[Collection entries]
|---|

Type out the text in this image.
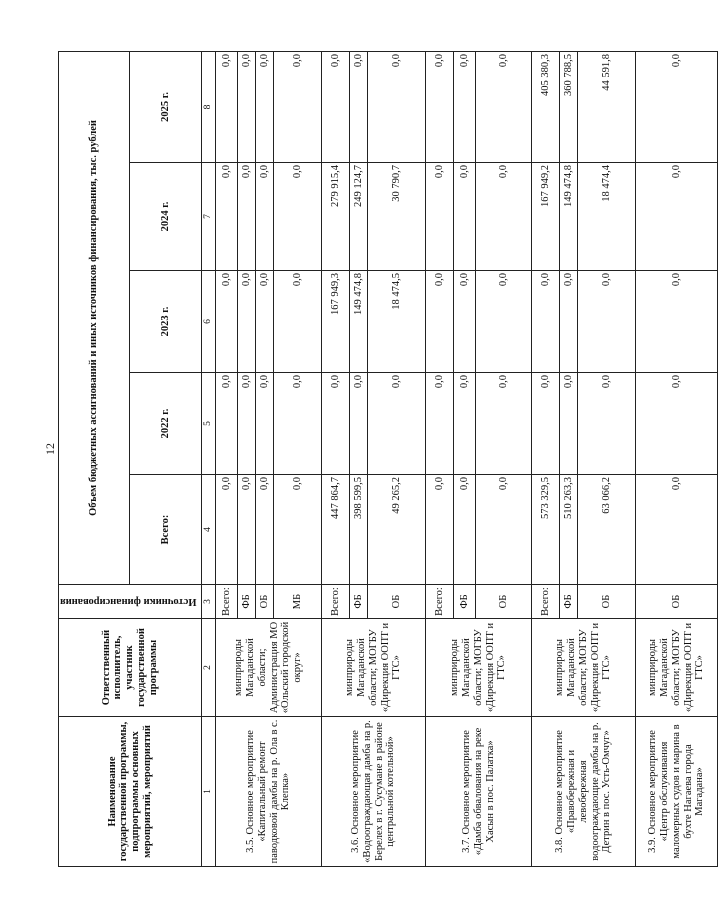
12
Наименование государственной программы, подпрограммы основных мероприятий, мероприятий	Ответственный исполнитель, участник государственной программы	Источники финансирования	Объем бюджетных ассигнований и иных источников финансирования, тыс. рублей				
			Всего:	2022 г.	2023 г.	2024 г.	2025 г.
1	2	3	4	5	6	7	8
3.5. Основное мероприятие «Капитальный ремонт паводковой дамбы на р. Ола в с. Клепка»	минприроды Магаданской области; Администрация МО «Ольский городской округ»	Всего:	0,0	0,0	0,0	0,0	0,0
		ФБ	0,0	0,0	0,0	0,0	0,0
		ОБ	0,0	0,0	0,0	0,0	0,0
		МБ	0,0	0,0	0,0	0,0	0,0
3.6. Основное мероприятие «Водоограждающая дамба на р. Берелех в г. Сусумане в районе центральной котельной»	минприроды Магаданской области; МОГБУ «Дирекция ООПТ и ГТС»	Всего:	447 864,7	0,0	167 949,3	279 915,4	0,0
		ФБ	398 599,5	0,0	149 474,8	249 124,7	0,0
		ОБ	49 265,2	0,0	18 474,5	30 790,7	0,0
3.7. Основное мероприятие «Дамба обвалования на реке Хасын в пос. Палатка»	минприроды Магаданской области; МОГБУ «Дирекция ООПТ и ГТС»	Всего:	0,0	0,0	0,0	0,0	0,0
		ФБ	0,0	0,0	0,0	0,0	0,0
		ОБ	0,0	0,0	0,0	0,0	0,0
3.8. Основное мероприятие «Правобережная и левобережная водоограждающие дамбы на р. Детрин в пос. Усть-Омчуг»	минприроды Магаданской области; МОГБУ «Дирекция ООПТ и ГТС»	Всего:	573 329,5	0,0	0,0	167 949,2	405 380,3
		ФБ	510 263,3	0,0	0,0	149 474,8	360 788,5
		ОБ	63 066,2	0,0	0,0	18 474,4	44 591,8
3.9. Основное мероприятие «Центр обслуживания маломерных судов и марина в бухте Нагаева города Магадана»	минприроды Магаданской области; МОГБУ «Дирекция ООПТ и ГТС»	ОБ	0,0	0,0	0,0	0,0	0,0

|---|

# Exercise details
Pictures are excluded; copy every other part of the records exactly.

# Correct result
Type out the text in this image.
12
Наименование государственной программы, подпрограммы основных мероприятий, мероприятий	Ответственный исполнитель, участник государственной программы	Источники финансирования	Объем бюджетных ассигнований и иных источников финансирования, тыс. рублей				
			Всего:	2022 г.	2023 г.	2024 г.	2025 г.
1	2	3	4	5	6	7	8
3.5. Основное мероприятие «Капитальный ремонт паводковой дамбы на р. Ола в с. Клепка»	минприроды Магаданской области; Администрация МО «Ольский городской округ»	Всего:	0,0	0,0	0,0	0,0	0,0
		ФБ	0,0	0,0	0,0	0,0	0,0
		ОБ	0,0	0,0	0,0	0,0	0,0
		МБ	0,0	0,0	0,0	0,0	0,0
3.6. Основное мероприятие «Водоограждающая дамба на р. Берелех в г. Сусумане в районе центральной котельной»	минприроды Магаданской области; МОГБУ «Дирекция ООПТ и ГТС»	Всего:	447 864,7	0,0	167 949,3	279 915,4	0,0
		ФБ	398 599,5	0,0	149 474,8	249 124,7	0,0
		ОБ	49 265,2	0,0	18 474,5	30 790,7	0,0
3.7. Основное мероприятие «Дамба обвалования на реке Хасын в пос. Палатка»	минприроды Магаданской области; МОГБУ «Дирекция ООПТ и ГТС»	Всего:	0,0	0,0	0,0	0,0	0,0
		ФБ	0,0	0,0	0,0	0,0	0,0
		ОБ	0,0	0,0	0,0	0,0	0,0
3.8. Основное мероприятие «Правобережная и левобережная водоограждающие дамбы на р. Детрин в пос. Усть-Омчуг»	минприроды Магаданской области; МОГБУ «Дирекция ООПТ и ГТС»	Всего:	573 329,5	0,0	0,0	167 949,2	405 380,3
		ФБ	510 263,3	0,0	0,0	149 474,8	360 788,5
		ОБ	63 066,2	0,0	0,0	18 474,4	44 591,8
3.9. Основное мероприятие «Центр обслуживания маломерных судов и марина в бухте Нагаева города Магадана»	минприроды Магаданской области; МОГБУ «Дирекция ООПТ и ГТС»	ОБ	0,0	0,0	0,0	0,0	0,0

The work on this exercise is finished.